* [Given problem]:
Tally how many lines of these entries hold the string "приказ". Return the number alone.

* [Data records]:
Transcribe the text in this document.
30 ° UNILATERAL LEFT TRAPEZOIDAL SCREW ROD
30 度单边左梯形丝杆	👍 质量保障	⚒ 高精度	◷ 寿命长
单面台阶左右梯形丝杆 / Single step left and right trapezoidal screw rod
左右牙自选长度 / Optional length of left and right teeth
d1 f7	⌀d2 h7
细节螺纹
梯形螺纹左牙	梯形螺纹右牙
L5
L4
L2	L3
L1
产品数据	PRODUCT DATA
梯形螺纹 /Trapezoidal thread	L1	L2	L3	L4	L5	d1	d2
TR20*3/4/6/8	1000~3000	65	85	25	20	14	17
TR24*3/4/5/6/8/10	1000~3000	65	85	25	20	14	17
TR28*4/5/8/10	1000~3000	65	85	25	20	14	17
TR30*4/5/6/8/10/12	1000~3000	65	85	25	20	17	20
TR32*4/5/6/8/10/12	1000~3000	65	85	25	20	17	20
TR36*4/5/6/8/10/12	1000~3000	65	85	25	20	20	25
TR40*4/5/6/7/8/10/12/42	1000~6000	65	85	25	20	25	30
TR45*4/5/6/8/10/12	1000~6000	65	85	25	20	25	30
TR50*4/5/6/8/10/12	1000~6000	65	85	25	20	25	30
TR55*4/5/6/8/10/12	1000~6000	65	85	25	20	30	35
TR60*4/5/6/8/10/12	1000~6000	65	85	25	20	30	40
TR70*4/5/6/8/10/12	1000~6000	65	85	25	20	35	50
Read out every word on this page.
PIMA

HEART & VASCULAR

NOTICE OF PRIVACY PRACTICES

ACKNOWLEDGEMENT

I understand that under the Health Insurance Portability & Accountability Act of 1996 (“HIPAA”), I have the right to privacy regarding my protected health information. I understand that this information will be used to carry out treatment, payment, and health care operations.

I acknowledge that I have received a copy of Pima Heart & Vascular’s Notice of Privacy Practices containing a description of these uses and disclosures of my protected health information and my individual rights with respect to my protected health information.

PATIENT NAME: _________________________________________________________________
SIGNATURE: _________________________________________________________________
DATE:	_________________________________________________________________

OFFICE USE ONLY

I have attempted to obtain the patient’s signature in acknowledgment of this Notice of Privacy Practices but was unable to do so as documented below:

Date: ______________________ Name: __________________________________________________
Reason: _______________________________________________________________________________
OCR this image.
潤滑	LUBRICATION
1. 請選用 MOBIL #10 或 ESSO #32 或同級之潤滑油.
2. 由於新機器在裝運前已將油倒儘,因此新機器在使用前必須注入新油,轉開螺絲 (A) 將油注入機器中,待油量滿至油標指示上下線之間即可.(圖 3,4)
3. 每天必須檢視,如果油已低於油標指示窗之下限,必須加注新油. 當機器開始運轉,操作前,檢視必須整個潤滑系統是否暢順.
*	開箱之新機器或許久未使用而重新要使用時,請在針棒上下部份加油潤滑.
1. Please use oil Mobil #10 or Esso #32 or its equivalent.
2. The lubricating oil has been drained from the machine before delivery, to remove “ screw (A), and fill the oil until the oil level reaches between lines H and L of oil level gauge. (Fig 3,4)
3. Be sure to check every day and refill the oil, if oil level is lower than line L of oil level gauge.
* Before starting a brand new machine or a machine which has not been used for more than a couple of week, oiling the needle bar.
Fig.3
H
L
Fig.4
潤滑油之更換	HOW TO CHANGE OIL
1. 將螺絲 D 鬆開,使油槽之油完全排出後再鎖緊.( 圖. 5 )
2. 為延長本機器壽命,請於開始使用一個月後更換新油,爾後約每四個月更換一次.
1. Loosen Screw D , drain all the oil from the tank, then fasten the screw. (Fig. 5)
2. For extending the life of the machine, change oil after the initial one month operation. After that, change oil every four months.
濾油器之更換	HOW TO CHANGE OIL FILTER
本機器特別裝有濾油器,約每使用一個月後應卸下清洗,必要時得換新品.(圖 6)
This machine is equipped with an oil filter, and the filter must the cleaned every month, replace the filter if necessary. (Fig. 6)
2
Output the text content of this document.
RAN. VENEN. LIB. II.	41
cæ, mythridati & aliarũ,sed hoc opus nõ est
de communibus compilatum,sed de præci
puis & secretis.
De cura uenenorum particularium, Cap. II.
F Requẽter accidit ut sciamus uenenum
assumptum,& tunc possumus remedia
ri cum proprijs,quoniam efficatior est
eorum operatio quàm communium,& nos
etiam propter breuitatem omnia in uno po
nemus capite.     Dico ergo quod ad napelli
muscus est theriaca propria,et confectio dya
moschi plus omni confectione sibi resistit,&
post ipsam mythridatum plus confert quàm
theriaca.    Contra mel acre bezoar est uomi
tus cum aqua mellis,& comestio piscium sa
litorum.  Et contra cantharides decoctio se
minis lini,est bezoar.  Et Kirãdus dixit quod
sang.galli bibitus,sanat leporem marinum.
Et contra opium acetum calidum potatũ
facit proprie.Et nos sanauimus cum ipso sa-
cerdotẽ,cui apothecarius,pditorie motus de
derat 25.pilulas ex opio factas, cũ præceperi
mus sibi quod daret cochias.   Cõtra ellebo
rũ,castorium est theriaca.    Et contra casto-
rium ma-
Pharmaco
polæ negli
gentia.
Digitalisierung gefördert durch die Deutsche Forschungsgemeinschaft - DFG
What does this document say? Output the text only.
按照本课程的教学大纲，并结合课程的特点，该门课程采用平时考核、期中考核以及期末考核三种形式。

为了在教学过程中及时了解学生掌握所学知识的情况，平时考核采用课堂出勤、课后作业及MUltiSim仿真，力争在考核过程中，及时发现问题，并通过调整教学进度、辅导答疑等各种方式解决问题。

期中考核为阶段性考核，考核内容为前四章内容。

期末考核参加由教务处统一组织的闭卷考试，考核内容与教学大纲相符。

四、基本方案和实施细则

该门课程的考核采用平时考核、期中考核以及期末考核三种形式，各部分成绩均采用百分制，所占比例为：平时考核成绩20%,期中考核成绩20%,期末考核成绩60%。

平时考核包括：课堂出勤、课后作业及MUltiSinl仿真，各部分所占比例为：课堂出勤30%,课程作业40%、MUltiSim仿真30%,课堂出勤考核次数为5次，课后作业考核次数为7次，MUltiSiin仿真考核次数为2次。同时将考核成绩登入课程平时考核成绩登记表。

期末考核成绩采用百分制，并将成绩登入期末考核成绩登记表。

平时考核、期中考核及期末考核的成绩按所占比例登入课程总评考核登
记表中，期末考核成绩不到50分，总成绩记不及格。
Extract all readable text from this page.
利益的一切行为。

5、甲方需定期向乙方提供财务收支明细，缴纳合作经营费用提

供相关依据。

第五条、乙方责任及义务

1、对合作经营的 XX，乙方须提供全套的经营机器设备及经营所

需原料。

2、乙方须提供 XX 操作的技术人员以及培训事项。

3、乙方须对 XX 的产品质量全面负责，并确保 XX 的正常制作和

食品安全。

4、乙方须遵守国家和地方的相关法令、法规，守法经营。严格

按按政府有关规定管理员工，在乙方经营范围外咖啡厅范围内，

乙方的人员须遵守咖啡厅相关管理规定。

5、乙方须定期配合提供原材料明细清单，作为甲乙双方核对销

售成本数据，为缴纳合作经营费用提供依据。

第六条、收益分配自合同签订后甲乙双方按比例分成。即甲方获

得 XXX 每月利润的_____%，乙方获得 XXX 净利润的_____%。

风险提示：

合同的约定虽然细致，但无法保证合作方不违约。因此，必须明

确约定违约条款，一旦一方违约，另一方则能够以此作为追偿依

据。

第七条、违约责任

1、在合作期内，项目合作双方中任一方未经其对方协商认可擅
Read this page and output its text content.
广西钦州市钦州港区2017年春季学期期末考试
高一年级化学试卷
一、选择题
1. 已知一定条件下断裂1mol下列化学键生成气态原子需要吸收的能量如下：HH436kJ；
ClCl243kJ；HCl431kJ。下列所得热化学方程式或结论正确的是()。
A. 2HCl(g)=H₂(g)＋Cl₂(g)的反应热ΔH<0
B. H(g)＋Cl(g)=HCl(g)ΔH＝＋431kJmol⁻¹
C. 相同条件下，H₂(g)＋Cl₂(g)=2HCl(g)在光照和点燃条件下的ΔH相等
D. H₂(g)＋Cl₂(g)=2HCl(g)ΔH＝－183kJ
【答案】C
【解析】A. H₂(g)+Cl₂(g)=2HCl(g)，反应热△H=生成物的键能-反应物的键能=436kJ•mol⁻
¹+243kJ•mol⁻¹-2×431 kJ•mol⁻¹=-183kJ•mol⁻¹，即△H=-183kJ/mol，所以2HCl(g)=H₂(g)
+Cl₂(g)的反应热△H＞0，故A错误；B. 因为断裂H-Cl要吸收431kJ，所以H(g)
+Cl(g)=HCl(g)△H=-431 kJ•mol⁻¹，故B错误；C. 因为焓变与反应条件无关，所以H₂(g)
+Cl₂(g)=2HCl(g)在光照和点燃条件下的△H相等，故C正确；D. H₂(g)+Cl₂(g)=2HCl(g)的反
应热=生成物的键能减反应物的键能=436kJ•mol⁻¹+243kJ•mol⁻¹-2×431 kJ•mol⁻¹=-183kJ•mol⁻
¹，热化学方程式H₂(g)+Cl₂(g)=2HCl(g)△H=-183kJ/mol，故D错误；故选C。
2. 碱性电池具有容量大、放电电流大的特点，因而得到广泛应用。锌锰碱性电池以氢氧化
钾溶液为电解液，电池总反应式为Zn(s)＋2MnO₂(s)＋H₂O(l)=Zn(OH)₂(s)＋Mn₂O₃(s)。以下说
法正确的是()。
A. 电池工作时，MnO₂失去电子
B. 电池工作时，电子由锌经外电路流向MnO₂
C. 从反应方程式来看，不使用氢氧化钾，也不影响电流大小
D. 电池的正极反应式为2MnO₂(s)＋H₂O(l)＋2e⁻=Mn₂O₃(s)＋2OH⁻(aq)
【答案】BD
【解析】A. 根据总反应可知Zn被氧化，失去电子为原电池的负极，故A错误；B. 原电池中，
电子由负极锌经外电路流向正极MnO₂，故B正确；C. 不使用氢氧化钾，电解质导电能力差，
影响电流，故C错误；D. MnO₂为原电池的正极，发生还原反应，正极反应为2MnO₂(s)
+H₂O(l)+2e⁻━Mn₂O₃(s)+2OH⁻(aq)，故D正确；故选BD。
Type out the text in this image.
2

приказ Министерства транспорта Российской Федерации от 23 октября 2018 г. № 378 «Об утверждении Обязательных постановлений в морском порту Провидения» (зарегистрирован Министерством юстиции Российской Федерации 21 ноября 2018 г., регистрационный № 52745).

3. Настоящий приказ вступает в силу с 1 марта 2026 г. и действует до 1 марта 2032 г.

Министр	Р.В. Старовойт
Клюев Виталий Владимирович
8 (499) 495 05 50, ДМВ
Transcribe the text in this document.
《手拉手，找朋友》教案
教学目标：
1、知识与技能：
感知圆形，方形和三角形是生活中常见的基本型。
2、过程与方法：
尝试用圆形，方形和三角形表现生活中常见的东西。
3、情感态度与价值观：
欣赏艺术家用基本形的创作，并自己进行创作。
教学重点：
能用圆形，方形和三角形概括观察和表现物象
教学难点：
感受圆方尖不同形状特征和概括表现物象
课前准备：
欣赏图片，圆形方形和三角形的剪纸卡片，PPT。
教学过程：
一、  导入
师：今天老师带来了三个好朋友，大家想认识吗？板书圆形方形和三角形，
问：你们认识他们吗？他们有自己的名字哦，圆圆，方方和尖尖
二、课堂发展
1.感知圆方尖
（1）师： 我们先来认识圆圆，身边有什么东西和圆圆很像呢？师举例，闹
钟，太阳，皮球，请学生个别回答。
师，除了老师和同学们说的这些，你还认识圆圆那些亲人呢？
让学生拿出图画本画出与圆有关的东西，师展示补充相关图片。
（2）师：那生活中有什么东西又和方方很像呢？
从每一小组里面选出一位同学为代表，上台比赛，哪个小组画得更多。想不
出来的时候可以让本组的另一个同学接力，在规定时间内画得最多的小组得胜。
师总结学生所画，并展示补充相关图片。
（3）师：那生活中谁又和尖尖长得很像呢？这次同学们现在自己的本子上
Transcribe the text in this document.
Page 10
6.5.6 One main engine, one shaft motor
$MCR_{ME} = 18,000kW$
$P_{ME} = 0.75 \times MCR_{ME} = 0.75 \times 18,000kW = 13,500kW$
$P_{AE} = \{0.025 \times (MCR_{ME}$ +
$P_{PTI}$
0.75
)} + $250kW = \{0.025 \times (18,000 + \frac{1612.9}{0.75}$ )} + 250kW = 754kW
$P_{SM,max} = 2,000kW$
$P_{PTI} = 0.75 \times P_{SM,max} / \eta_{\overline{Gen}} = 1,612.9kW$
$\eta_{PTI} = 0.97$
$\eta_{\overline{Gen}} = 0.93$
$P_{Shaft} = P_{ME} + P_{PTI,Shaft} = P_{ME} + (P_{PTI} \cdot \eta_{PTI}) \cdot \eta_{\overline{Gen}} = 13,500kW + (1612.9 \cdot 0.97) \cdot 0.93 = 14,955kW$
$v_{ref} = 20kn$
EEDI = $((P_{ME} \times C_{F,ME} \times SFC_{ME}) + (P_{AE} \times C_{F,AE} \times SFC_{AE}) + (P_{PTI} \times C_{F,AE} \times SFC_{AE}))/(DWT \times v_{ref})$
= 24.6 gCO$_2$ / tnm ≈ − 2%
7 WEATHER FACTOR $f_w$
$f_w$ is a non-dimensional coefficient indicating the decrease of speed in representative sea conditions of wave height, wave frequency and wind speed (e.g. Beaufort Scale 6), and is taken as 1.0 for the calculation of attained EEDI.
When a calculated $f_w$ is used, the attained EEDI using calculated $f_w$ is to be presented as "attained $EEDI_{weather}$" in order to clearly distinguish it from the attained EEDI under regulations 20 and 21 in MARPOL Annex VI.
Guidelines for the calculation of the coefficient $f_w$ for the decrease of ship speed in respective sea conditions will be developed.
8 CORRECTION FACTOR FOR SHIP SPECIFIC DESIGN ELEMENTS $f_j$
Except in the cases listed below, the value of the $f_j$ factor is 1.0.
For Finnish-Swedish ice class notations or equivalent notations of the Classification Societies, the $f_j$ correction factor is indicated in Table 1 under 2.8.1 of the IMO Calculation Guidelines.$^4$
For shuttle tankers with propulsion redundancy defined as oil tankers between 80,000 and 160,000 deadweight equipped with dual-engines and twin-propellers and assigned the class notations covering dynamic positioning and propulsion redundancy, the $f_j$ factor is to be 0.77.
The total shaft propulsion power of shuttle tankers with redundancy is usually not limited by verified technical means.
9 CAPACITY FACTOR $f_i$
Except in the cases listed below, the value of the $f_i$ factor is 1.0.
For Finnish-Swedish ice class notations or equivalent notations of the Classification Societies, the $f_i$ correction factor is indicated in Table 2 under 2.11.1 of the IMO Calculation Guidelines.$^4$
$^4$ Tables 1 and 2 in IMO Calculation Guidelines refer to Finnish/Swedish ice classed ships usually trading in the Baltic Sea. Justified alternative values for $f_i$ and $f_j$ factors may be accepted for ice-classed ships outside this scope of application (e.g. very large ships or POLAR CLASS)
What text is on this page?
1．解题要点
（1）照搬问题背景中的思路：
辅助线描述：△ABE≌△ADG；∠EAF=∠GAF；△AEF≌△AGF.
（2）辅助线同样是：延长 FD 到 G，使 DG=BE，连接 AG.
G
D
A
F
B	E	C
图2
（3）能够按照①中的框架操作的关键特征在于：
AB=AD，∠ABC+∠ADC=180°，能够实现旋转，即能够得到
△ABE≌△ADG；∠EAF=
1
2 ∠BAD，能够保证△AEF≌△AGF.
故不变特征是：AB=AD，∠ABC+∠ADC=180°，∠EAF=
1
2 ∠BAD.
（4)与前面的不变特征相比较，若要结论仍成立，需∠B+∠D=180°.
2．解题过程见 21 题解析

* [Complete answer]:
2